• Stated goal
Produce a verbatim copy of the entries listed below.

[start Available records]

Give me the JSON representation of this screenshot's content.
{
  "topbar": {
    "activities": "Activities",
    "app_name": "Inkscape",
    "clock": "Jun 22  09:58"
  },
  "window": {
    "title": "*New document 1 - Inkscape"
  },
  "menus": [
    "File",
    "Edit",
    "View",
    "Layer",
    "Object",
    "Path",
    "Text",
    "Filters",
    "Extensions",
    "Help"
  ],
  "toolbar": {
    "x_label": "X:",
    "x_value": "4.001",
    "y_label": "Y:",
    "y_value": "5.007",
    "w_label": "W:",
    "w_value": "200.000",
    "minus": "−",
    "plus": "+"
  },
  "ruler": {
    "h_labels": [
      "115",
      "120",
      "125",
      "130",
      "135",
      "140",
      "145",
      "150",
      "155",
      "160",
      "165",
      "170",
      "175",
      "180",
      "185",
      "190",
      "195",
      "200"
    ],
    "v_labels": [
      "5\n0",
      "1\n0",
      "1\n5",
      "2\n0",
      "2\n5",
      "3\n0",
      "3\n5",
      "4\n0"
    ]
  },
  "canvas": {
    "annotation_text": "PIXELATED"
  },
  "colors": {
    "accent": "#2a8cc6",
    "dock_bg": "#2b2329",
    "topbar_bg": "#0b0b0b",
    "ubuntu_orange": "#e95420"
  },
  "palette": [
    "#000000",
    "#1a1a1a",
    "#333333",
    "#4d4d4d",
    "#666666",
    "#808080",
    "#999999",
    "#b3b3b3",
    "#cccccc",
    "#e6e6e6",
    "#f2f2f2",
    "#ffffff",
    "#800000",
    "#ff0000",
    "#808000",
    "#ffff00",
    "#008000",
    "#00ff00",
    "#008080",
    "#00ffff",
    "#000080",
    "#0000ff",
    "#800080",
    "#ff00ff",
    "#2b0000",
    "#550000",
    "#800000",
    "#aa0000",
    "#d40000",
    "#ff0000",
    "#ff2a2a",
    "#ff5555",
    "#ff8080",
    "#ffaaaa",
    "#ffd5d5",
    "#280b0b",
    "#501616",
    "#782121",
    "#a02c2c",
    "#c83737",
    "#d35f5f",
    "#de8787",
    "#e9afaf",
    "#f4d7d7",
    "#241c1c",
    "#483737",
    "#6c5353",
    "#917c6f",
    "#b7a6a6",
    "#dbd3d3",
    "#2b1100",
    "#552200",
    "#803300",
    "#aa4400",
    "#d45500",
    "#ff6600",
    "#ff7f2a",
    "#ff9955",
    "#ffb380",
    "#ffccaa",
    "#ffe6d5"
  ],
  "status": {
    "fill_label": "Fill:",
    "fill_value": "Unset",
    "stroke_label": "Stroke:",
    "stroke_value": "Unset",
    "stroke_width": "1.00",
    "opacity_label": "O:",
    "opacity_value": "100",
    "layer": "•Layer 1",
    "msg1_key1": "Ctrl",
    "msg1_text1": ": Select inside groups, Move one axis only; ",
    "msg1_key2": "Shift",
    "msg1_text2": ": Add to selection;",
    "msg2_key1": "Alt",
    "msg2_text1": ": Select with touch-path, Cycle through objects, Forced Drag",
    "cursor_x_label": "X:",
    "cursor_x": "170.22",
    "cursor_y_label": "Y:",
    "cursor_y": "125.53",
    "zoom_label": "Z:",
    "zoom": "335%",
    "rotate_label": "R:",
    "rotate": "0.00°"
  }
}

[end Available records]

• Full response
Give me the JSON representation of this screenshot's content.
{
  "topbar": {
    "activities": "Activities",
    "app_name": "Inkscape",
    "clock": "Jun 22  09:58"
  },
  "window": {
    "title": "*New document 1 - Inkscape"
  },
  "menus": [
    "File",
    "Edit",
    "View",
    "Layer",
    "Object",
    "Path",
    "Text",
    "Filters",
    "Extensions",
    "Help"
  ],
  "toolbar": {
    "x_label": "X:",
    "x_value": "4.001",
    "y_label": "Y:",
    "y_value": "5.007",
    "w_label": "W:",
    "w_value": "200.000",
    "minus": "−",
    "plus": "+"
  },
  "ruler": {
    "h_labels": [
      "115",
      "120",
      "125",
      "130",
      "135",
      "140",
      "145",
      "150",
      "155",
      "160",
      "165",
      "170",
      "175",
      "180",
      "185",
      "190",
      "195",
      "200"
    ],
    "v_labels": [
      "5\n0",
      "1\n0",
      "1\n5",
      "2\n0",
      "2\n5",
      "3\n0",
      "3\n5",
      "4\n0"
    ]
  },
  "canvas": {
    "annotation_text": "PIXELATED"
  },
  "colors": {
    "accent": "#2a8cc6",
    "dock_bg": "#2b2329",
    "topbar_bg": "#0b0b0b",
    "ubuntu_orange": "#e95420"
  },
  "palette": [
    "#000000",
    "#1a1a1a",
    "#333333",
    "#4d4d4d",
    "#666666",
    "#808080",
    "#999999",
    "#b3b3b3",
    "#cccccc",
    "#e6e6e6",
    "#f2f2f2",
    "#ffffff",
    "#800000",
    "#ff0000",
    "#808000",
    "#ffff00",
    "#008000",
    "#00ff00",
    "#008080",
    "#00ffff",
    "#000080",
    "#0000ff",
    "#800080",
    "#ff00ff",
    "#2b0000",
    "#550000",
    "#800000",
    "#aa0000",
    "#d40000",
    "#ff0000",
    "#ff2a2a",
    "#ff5555",
    "#ff8080",
    "#ffaaaa",
    "#ffd5d5",
    "#280b0b",
    "#501616",
    "#782121",
    "#a02c2c",
    "#c83737",
    "#d35f5f",
    "#de8787",
    "#e9afaf",
    "#f4d7d7",
    "#241c1c",
    "#483737",
    "#6c5353",
    "#917c6f",
    "#b7a6a6",
    "#dbd3d3",
    "#2b1100",
    "#552200",
    "#803300",
    "#aa4400",
    "#d45500",
    "#ff6600",
    "#ff7f2a",
    "#ff9955",
    "#ffb380",
    "#ffccaa",
    "#ffe6d5"
  ],
  "status": {
    "fill_label": "Fill:",
    "fill_value": "Unset",
    "stroke_label": "Stroke:",
    "stroke_value": "Unset",
    "stroke_width": "1.00",
    "opacity_label": "O:",
    "opacity_value": "100",
    "layer": "•Layer 1",
    "msg1_key1": "Ctrl",
    "msg1_text1": ": Select inside groups, Move one axis only; ",
    "msg1_key2": "Shift",
    "msg1_text2": ": Add to selection;",
    "msg2_key1": "Alt",
    "msg2_text1": ": Select with touch-path, Cycle through objects, Forced Drag",
    "cursor_x_label": "X:",
    "cursor_x": "170.22",
    "cursor_y_label": "Y:",
    "cursor_y": "125.53",
    "zoom_label": "Z:",
    "zoom": "335%",
    "rotate_label": "R:",
    "rotate": "0.00°"
  }
}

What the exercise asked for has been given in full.